(begin)

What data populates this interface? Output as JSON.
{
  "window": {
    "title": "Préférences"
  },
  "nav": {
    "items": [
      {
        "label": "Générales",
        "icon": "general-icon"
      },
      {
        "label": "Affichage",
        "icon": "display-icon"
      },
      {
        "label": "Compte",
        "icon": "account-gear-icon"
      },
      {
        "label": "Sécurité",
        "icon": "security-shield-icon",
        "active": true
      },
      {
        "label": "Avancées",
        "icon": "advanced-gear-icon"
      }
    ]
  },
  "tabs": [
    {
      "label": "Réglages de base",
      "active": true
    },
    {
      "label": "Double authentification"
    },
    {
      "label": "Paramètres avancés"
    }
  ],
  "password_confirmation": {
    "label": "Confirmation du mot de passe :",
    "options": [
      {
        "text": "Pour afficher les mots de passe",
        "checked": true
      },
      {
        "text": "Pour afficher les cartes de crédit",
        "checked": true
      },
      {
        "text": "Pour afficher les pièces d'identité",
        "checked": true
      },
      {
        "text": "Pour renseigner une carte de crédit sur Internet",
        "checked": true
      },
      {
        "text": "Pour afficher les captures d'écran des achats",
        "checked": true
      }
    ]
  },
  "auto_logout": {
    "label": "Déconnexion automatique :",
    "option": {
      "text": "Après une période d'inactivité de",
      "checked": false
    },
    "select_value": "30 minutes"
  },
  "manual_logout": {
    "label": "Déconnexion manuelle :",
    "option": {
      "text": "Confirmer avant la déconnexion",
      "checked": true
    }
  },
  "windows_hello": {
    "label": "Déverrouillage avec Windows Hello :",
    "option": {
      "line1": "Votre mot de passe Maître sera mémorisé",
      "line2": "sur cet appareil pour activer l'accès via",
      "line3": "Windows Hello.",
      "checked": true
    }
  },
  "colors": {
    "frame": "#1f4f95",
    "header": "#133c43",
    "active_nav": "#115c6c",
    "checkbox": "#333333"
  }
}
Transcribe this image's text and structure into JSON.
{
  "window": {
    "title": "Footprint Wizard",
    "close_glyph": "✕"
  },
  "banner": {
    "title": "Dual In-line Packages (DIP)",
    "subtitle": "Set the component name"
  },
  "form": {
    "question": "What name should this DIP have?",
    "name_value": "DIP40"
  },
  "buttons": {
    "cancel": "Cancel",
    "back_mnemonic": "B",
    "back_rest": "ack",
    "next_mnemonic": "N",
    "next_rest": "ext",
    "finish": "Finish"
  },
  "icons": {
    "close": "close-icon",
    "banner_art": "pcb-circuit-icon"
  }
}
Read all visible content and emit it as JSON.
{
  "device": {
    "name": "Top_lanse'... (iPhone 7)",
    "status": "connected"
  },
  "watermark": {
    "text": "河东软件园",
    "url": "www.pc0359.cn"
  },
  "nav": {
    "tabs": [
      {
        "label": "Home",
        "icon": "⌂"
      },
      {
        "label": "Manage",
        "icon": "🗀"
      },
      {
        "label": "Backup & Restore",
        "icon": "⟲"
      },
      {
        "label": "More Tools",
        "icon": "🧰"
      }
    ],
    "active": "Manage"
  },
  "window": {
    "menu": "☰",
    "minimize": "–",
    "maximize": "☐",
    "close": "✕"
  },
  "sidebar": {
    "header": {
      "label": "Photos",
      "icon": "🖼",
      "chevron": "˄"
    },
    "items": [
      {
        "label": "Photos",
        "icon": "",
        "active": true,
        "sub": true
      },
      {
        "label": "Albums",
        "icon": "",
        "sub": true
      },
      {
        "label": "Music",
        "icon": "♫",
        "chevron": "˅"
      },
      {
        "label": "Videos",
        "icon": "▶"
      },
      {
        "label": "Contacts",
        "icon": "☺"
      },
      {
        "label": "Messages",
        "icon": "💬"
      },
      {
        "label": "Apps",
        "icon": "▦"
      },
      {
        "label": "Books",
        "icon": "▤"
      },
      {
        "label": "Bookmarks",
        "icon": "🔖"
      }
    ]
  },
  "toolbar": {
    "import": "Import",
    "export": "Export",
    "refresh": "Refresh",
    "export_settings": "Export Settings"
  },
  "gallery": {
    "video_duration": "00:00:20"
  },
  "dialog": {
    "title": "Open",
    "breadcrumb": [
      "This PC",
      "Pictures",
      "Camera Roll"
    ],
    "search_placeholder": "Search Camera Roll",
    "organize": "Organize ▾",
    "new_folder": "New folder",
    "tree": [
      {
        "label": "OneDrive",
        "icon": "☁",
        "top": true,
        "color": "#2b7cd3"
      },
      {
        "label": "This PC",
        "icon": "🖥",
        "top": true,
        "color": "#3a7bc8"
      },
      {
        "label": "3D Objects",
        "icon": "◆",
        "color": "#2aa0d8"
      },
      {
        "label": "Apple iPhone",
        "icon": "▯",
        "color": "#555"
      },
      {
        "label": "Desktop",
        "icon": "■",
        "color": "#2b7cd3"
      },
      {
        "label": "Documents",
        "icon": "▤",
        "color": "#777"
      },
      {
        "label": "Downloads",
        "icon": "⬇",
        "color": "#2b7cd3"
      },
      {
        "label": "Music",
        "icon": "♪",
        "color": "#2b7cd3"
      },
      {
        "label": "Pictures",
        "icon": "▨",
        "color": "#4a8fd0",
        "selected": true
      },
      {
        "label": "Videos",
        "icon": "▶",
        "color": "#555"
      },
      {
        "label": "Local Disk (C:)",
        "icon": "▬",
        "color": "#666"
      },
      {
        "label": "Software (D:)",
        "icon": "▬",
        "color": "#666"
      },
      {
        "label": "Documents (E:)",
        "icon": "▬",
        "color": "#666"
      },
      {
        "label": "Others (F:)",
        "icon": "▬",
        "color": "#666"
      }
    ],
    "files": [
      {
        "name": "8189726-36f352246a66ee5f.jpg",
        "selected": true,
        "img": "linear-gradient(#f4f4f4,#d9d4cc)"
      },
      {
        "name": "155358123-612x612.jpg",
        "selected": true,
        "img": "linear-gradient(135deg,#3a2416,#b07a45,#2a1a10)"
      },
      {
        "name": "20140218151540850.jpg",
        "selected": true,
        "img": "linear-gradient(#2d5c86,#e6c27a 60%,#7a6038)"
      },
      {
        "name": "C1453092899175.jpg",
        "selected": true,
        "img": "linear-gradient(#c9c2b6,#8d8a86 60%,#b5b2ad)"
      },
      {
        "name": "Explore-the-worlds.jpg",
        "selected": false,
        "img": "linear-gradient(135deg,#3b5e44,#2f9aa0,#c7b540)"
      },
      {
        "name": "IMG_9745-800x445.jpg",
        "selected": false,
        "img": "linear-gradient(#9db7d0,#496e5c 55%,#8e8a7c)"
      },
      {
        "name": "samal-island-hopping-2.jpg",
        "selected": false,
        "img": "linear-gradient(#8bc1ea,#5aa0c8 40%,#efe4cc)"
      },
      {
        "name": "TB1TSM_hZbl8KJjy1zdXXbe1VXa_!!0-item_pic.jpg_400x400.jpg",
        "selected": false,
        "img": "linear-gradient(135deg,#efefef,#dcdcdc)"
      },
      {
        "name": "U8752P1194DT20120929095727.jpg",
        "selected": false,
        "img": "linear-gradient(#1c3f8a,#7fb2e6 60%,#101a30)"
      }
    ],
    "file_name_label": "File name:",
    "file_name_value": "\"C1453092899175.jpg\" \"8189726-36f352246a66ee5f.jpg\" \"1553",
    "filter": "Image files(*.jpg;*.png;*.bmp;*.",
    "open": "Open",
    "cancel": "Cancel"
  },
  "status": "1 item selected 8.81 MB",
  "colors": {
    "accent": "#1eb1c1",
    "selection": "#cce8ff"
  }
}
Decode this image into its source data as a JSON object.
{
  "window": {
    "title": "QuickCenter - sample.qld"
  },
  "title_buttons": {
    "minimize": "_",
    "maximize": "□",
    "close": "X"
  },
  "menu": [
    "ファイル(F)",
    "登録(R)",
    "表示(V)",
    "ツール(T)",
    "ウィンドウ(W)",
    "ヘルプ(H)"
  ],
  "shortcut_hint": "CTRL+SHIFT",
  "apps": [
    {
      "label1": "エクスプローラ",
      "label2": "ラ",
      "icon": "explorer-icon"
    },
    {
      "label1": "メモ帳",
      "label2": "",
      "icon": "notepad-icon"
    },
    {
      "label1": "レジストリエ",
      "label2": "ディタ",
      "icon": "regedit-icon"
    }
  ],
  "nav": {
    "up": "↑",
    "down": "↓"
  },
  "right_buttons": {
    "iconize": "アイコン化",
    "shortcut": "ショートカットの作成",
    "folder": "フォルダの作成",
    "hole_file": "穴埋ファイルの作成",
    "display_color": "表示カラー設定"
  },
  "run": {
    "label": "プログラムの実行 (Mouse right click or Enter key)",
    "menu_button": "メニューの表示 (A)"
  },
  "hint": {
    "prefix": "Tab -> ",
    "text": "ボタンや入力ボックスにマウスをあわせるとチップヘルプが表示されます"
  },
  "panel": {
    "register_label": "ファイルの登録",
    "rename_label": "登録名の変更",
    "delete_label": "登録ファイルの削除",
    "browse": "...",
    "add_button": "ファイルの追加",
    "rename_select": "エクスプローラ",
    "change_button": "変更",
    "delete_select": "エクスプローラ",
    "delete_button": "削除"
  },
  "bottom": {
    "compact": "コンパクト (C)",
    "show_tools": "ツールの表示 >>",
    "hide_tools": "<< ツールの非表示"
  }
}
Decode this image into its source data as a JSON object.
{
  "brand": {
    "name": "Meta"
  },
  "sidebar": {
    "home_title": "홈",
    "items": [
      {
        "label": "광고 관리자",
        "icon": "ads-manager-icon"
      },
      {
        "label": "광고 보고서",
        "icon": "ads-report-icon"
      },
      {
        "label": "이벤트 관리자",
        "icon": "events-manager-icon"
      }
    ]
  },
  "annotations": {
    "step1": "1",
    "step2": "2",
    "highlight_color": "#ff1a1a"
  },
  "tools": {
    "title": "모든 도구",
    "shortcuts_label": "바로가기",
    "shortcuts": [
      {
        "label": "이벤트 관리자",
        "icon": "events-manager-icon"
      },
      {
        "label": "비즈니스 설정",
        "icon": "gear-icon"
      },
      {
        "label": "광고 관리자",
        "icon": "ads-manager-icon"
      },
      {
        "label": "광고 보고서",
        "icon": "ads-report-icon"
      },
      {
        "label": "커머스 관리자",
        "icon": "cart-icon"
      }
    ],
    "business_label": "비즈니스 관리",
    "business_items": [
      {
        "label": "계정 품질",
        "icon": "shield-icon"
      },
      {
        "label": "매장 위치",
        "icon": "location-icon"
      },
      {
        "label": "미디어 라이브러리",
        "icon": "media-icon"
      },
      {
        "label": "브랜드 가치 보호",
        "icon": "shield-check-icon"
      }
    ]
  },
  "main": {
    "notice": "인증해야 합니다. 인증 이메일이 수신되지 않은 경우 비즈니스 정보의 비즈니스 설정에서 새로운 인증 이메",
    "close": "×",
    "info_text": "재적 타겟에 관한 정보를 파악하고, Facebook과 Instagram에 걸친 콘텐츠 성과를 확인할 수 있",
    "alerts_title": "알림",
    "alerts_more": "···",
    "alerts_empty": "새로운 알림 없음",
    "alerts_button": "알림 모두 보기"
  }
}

(end)

### [WORK INSTRUCTIONS]
Identify every line where the string "비즈니스" appears.

### [FINISHED ANSWER]
        "label": "비즈니스 설정",
    "business_label": "비즈니스 관리",
    "notice": "인증해야 합니다. 인증 이메일이 수신되지 않은 경우 비즈니스 정보의 비즈니스 설정에서 새로운 인증 이메",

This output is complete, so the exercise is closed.